GIVEN ENTRIES:
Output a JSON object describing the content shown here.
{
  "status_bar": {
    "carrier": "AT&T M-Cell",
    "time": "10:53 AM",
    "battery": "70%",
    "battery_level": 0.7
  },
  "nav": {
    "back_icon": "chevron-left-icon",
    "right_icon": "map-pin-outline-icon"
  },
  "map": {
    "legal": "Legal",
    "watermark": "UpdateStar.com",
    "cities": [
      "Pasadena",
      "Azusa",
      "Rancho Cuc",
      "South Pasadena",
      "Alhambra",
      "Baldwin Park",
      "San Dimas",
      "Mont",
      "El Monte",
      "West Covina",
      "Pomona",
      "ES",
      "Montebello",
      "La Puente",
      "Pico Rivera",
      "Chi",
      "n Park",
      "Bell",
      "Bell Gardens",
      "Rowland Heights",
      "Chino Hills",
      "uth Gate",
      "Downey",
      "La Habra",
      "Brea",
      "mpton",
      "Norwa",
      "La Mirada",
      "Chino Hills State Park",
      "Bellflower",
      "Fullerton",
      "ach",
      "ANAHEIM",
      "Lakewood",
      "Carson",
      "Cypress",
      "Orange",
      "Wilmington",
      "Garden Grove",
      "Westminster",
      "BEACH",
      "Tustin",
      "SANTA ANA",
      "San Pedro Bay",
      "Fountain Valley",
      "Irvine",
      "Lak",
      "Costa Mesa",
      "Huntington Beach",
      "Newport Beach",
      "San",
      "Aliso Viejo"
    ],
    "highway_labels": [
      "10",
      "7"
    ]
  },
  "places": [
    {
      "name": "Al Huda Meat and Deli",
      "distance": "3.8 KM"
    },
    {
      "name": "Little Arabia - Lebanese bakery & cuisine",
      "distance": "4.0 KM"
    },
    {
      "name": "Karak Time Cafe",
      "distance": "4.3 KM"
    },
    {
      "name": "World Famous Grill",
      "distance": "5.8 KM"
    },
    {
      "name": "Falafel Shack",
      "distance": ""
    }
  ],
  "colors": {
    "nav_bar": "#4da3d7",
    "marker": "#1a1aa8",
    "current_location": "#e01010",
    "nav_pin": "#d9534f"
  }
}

THE EXERCISE:
Where a line holds the string "icon", copy that line.

REPLY:
    "back_icon": "chevron-left-icon",
    "right_icon": "map-pin-outline-icon"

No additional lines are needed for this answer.